## [Your objective]
Your copy of the material below should match it exactly, except that it holds no pictures.

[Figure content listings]
[BEGIN]

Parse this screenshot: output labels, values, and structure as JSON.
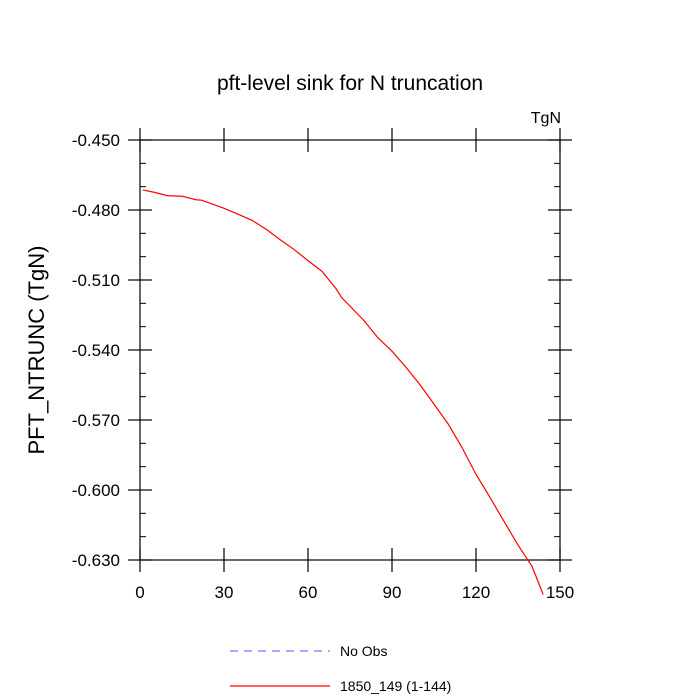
{
  "chart_data": {
    "type": "line",
    "title": "pft-level sink for N truncation",
    "units_label": "TgN",
    "ylabel": "PFT_NTRUNC  (TgN)",
    "xlabel": "",
    "xlim": [
      0,
      150
    ],
    "ylim": [
      -0.63,
      -0.45
    ],
    "xticks": [
      0,
      30,
      60,
      90,
      120,
      150
    ],
    "xtick_labels": [
      "0",
      "30",
      "60",
      "90",
      "120",
      "150"
    ],
    "yticks": [
      -0.63,
      -0.6,
      -0.57,
      -0.54,
      -0.51,
      -0.48,
      -0.45
    ],
    "ytick_labels": [
      "-0.630",
      "-0.600",
      "-0.570",
      "-0.540",
      "-0.510",
      "-0.480",
      "-0.450"
    ],
    "grid": false,
    "legend_position": "bottom",
    "series": [
      {
        "name": "1850_149 (1-144)",
        "color": "#ff0000",
        "style": "solid",
        "x": [
          1,
          5,
          8,
          10,
          15,
          20,
          22,
          25,
          30,
          35,
          40,
          45,
          50,
          55,
          60,
          65,
          70,
          72,
          75,
          80,
          85,
          90,
          95,
          100,
          105,
          110,
          115,
          120,
          125,
          130,
          135,
          140,
          144
        ],
        "y": [
          -0.4714,
          -0.4724,
          -0.4733,
          -0.4739,
          -0.4741,
          -0.4756,
          -0.4758,
          -0.4771,
          -0.4793,
          -0.4818,
          -0.4844,
          -0.4882,
          -0.4927,
          -0.4969,
          -0.5017,
          -0.5063,
          -0.5137,
          -0.5175,
          -0.5212,
          -0.5274,
          -0.5348,
          -0.5405,
          -0.5474,
          -0.5549,
          -0.5632,
          -0.5716,
          -0.5818,
          -0.5933,
          -0.6032,
          -0.6134,
          -0.6236,
          -0.6327,
          -0.6448
        ]
      },
      {
        "name": "No Obs",
        "color": "#7777ff",
        "style": "dashed",
        "x": [],
        "y": []
      }
    ]
  }
}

[END]

## [Response to this exercise]
Parse this screenshot: output labels, values, and structure as JSON.
{
  "chart_data": {
    "type": "line",
    "title": "pft-level sink for N truncation",
    "units_label": "TgN",
    "ylabel": "PFT_NTRUNC  (TgN)",
    "xlabel": "",
    "xlim": [
      0,
      150
    ],
    "ylim": [
      -0.63,
      -0.45
    ],
    "xticks": [
      0,
      30,
      60,
      90,
      120,
      150
    ],
    "xtick_labels": [
      "0",
      "30",
      "60",
      "90",
      "120",
      "150"
    ],
    "yticks": [
      -0.63,
      -0.6,
      -0.57,
      -0.54,
      -0.51,
      -0.48,
      -0.45
    ],
    "ytick_labels": [
      "-0.630",
      "-0.600",
      "-0.570",
      "-0.540",
      "-0.510",
      "-0.480",
      "-0.450"
    ],
    "grid": false,
    "legend_position": "bottom",
    "series": [
      {
        "name": "1850_149 (1-144)",
        "color": "#ff0000",
        "style": "solid",
        "x": [
          1,
          5,
          8,
          10,
          15,
          20,
          22,
          25,
          30,
          35,
          40,
          45,
          50,
          55,
          60,
          65,
          70,
          72,
          75,
          80,
          85,
          90,
          95,
          100,
          105,
          110,
          115,
          120,
          125,
          130,
          135,
          140,
          144
        ],
        "y": [
          -0.4714,
          -0.4724,
          -0.4733,
          -0.4739,
          -0.4741,
          -0.4756,
          -0.4758,
          -0.4771,
          -0.4793,
          -0.4818,
          -0.4844,
          -0.4882,
          -0.4927,
          -0.4969,
          -0.5017,
          -0.5063,
          -0.5137,
          -0.5175,
          -0.5212,
          -0.5274,
          -0.5348,
          -0.5405,
          -0.5474,
          -0.5549,
          -0.5632,
          -0.5716,
          -0.5818,
          -0.5933,
          -0.6032,
          -0.6134,
          -0.6236,
          -0.6327,
          -0.6448
        ]
      },
      {
        "name": "No Obs",
        "color": "#7777ff",
        "style": "dashed",
        "x": [],
        "y": []
      }
    ]
  }
}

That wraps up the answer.